▶ CHALLENGE:
Please copy the source data word for word, from the start of the items through the line containing "The hole 117a is at (612, 458).", both ends included, and leave the pictures out of your answer.

(Source data)
+++++
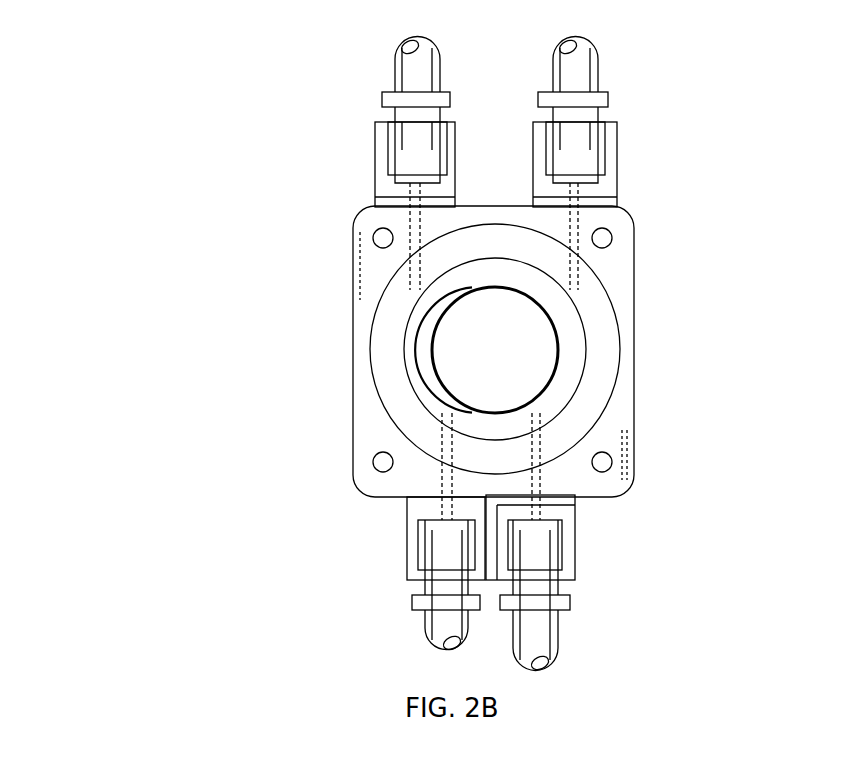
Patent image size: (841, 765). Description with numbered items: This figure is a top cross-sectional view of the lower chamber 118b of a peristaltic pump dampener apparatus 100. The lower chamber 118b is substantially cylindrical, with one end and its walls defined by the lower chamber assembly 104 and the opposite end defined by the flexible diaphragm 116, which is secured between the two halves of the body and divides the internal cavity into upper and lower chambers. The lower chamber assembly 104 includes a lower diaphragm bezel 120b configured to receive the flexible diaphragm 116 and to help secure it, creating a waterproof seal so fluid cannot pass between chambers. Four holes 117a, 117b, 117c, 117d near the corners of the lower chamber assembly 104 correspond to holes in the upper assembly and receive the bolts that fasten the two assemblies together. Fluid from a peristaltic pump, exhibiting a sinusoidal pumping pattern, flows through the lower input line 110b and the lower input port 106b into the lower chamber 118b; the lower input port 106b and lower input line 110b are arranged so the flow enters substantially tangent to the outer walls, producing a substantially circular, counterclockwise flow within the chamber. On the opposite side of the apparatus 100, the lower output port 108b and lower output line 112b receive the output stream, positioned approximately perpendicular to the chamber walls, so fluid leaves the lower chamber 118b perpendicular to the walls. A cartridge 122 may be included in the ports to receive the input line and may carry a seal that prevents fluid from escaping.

The peristaltic pump dampener apparatus 100 is at (140, 121).
The lower chamber assembly 104 is at (693, 284).
The lower input port 106b is at (375, 142).
The lower output port 108b is at (575, 533).
The lower input line 110b is at (393, 62).
The lower output line 112b is at (558, 628).
The flexible diaphragm 116 is at (540, 333).
The hole 117a is at (612, 458).
The hole 117b is at (372, 462).
The hole 117c is at (372, 238).
The hole 117d is at (612, 238).
The lower chamber 118b is at (420, 390).
The lower diaphragm bezel 120b is at (377, 343).
The cartridge 122 is at (382, 99).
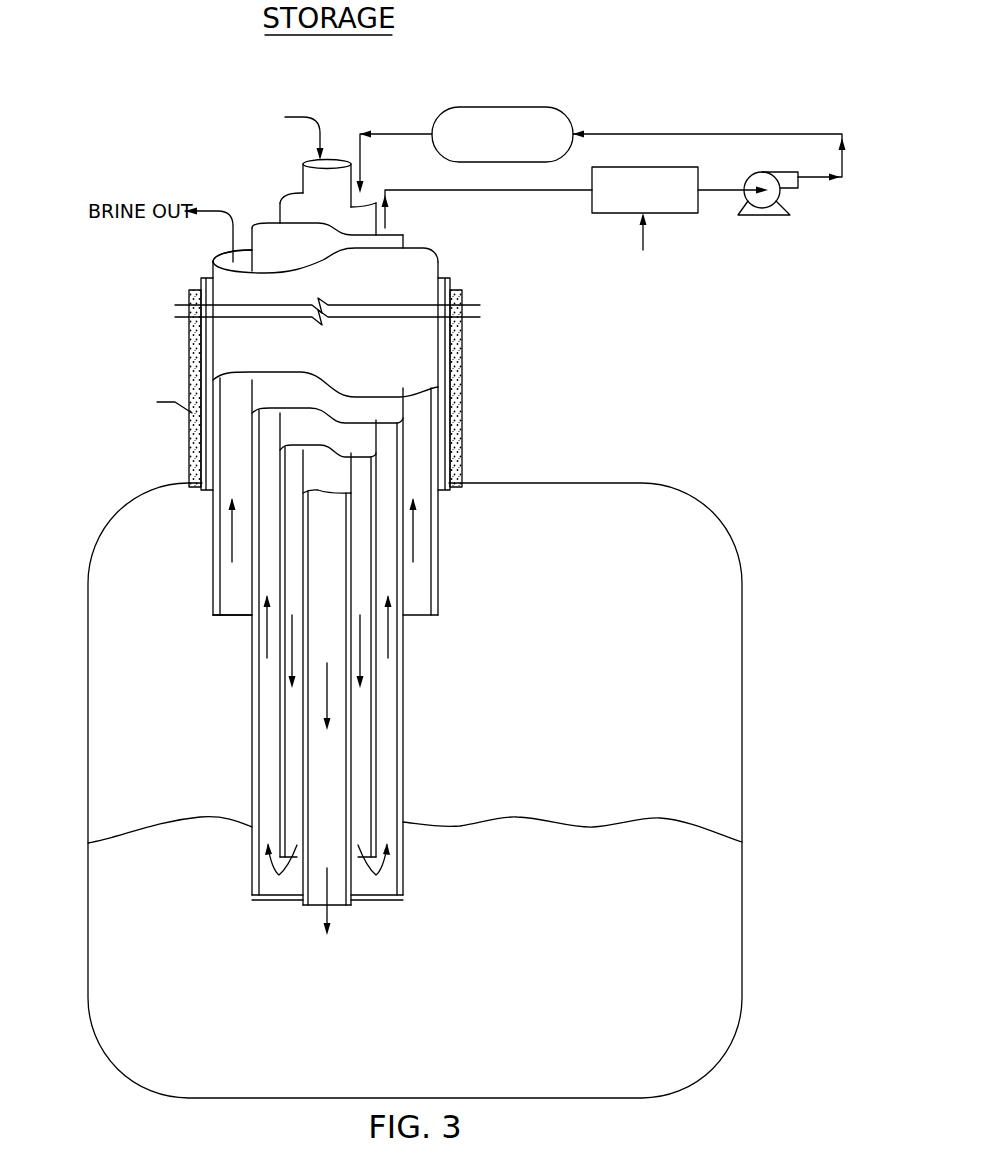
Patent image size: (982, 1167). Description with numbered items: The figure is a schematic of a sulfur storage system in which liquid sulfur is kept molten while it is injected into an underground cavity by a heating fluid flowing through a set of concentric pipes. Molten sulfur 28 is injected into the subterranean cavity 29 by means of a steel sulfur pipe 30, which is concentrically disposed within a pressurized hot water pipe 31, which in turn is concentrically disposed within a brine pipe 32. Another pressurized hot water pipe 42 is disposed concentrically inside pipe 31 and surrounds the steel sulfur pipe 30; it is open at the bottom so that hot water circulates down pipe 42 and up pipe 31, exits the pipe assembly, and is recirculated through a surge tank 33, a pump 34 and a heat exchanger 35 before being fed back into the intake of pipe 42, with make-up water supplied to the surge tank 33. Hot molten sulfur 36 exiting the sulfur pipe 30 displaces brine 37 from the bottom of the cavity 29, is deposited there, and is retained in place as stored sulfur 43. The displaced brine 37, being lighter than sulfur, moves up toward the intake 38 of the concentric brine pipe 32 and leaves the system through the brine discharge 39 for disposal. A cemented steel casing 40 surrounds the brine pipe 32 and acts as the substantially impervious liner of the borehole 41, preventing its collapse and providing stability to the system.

The molten sulfur 28 is at (320, 130).
The subterranean cavity 29 is at (162, 491).
The steel sulfur pipe 30 is at (303, 170).
The pressurized hot water pipe 31 is at (252, 228).
The brine pipe 32 is at (438, 527).
The surge tank 33 is at (613, 213).
The pump 34 is at (780, 192).
The heat exchanger 35 is at (493, 105).
The hot molten sulfur 36 is at (327, 907).
The brine 37 is at (562, 718).
The intake 38 is at (231, 617).
The brine discharge 39 is at (218, 258).
The cemented steel casing 40 is at (198, 360).
The borehole 41 is at (189, 293).
The pressurized hot water pipe 42 is at (280, 203).
The stored sulfur 43 is at (513, 940).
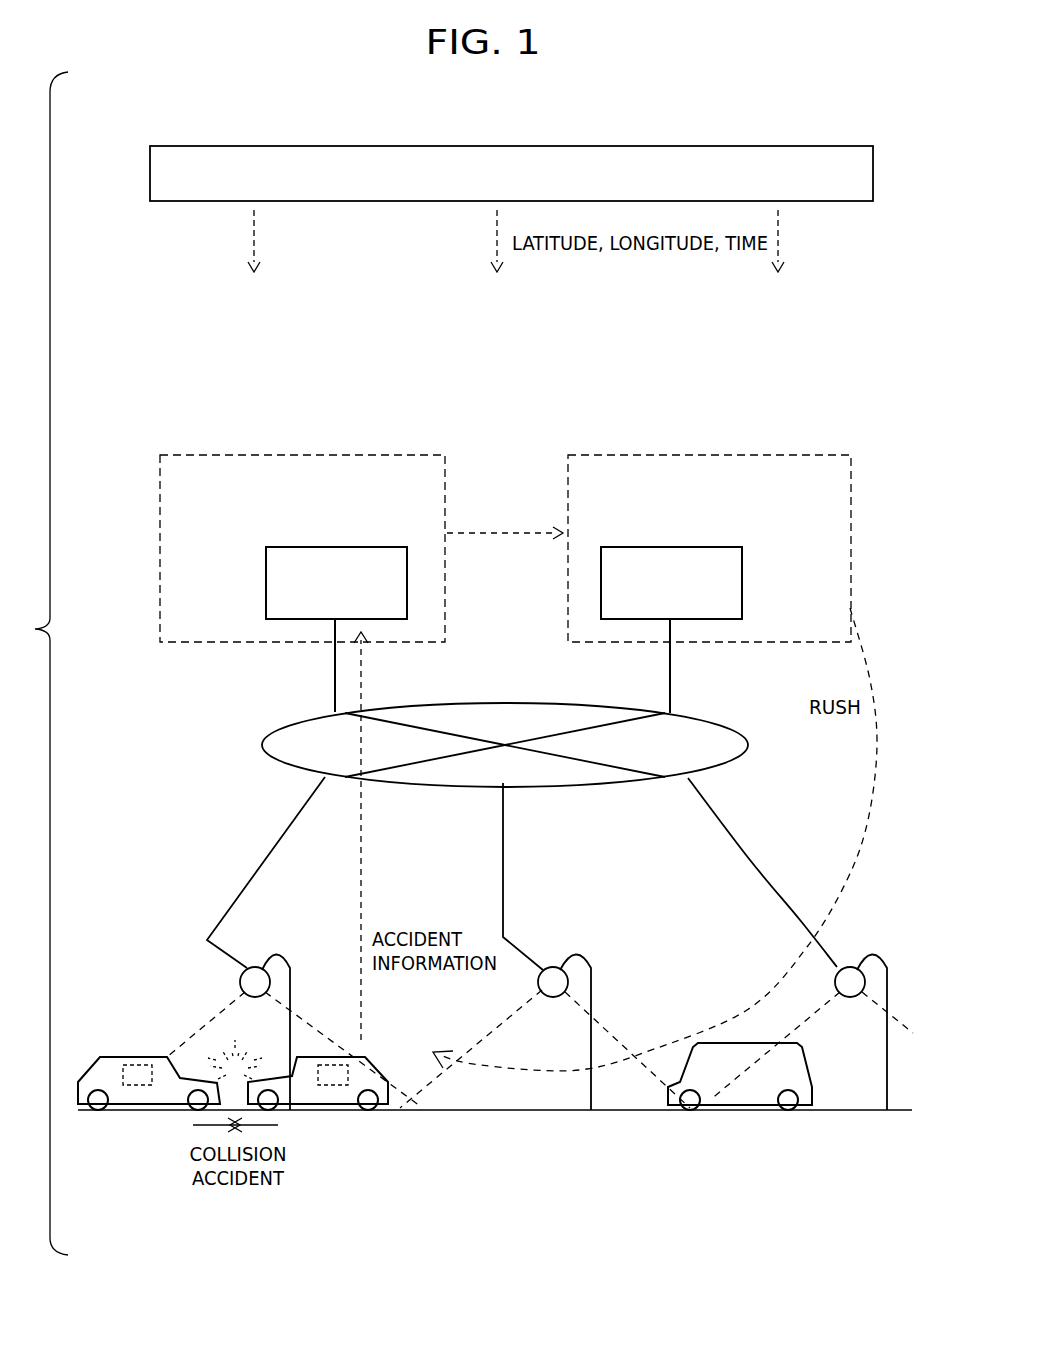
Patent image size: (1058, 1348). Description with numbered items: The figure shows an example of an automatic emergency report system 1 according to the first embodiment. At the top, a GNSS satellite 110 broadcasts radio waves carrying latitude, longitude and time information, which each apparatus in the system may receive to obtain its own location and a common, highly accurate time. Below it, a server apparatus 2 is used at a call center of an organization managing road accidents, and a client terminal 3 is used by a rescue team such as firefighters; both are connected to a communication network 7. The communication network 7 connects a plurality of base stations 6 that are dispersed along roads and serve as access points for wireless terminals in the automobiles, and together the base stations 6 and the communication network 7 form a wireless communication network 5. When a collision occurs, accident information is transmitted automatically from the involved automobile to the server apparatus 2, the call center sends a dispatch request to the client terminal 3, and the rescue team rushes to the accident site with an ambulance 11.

The GNSS satellite 110 is at (681, 146).
The automatic emergency report system 1 is at (511, 447).
The server apparatus 2 is at (407, 585).
The client terminal 3 is at (742, 585).
The wireless communication network 5 is at (197, 695).
The base station 6 is at (255, 966).
The communication network 7 is at (748, 747).
The ambulance 11 is at (767, 1105).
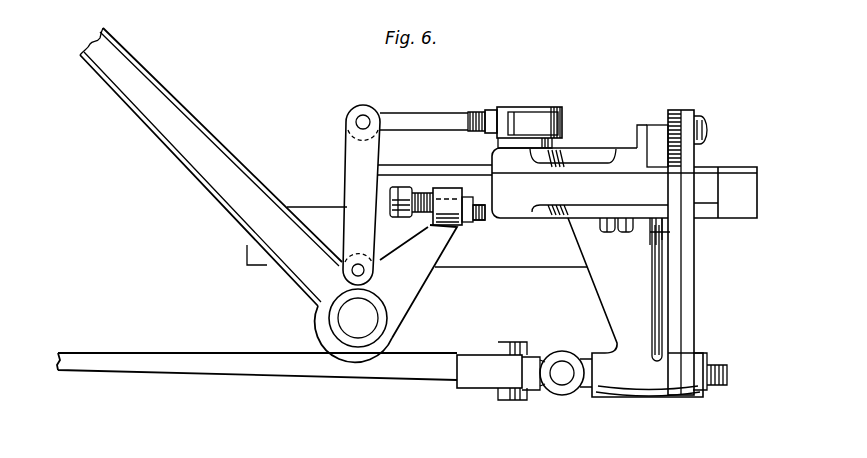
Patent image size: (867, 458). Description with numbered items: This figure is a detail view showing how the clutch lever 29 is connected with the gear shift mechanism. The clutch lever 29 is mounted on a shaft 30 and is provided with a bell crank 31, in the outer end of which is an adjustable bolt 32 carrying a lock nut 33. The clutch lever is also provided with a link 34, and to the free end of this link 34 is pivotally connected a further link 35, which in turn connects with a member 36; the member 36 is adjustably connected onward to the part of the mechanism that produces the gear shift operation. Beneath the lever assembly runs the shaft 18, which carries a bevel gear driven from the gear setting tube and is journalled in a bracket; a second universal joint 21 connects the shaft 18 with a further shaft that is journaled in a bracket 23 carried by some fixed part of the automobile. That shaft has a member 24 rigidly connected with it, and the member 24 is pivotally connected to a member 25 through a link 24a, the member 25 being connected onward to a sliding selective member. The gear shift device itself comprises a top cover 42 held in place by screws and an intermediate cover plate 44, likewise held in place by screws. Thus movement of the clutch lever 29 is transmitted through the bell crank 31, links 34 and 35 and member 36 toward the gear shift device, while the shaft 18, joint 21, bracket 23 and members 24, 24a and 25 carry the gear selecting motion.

The shaft 18 is at (217, 368).
The second universal joint 21 is at (550, 393).
The bracket 23 is at (620, 328).
The member 24 is at (693, 300).
The link 24a is at (678, 153).
The member 25 is at (657, 140).
The clutch lever 29 is at (206, 136).
The shaft 30 is at (343, 322).
The bell crank 31 is at (418, 288).
The adjustable bolt 32 is at (481, 218).
The lock nut 33 is at (468, 224).
The link 34 is at (346, 152).
The link 35 is at (417, 120).
The member 36 is at (562, 118).
The top cover 42 is at (625, 150).
The intermediate cover plate 44 is at (445, 175).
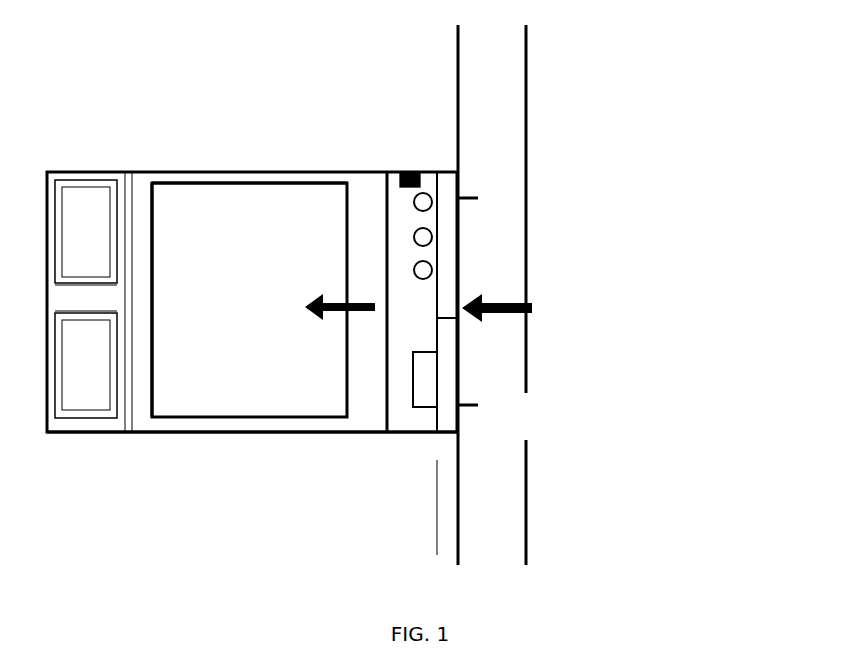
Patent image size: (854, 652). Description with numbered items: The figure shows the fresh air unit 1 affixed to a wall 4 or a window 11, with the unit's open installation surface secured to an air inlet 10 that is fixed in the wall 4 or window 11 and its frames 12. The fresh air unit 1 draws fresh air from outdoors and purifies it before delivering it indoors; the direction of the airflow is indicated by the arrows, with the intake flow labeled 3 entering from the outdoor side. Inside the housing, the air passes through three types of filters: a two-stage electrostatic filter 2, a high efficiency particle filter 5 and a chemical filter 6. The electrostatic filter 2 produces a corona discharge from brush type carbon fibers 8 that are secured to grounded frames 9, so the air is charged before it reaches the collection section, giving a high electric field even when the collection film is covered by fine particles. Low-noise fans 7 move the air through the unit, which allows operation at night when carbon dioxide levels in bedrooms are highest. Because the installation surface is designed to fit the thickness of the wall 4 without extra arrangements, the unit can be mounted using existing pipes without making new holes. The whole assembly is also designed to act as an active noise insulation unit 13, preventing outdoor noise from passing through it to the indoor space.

The fresh air unit 1 is at (252, 341).
The two-stage electrostatic filter 2 is at (249, 300).
The airflow direction 3 is at (440, 290).
The wall 4 is at (617, 295).
The high efficiency particle filter 5 is at (249, 221).
The chemical filter 6 is at (184, 300).
The fan 7 is at (93, 302).
The brush type carbon fibers 8 is at (400, 432).
The grounded frame 9 is at (409, 363).
The air inlet 10 is at (456, 325).
The window 11 is at (608, 295).
The frame 12 is at (633, 218).
The active noise insulation unit 13 is at (252, 495).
+++++
▶ FULL RESPONSE:
Patent image size: (841, 765). Description with numbered items: This figure is a top cross-sectional view of the lower chamber 118b of a peristaltic pump dampener apparatus 100. The lower chamber 118b is substantially cylindrical, with one end and its walls defined by the lower chamber assembly 104 and the opposite end defined by the flexible diaphragm 116, which is secured between the two halves of the body and divides the internal cavity into upper and lower chambers. The lower chamber assembly 104 includes a lower diaphragm bezel 120b configured to receive the flexible diaphragm 116 and to help secure it, creating a waterproof seal so fluid cannot pass between chambers. Four holes 117a, 117b, 117c, 117d near the corners of the lower chamber assembly 104 correspond to holes in the upper assembly and receive the bolts that fasten the two assemblies together. Fluid from a peristaltic pump, exhibiting a sinusoidal pumping pattern, flows through the lower input line 110b and the lower input port 106b into the lower chamber 118b; the lower input port 106b and lower input line 110b are arranged so the flow enters substantially tangent to the outer walls, producing a substantially circular, counterclockwise flow within the chamber. On the opposite side of the apparatus 100, the lower output port 108b and lower output line 112b receive the output stream, positioned approximately perpendicular to the chamber walls, so fluid leaves the lower chamber 118b perpendicular to the walls. A cartridge 122 may be included in the ports to receive the input line and may carry a seal that prevents fluid from escaping.

The peristaltic pump dampener apparatus 100 is at (140, 121).
The lower chamber assembly 104 is at (693, 284).
The lower input port 106b is at (375, 142).
The lower output port 108b is at (575, 533).
The lower input line 110b is at (393, 62).
The lower output line 112b is at (558, 628).
The flexible diaphragm 116 is at (540, 333).
The hole 117a is at (612, 458).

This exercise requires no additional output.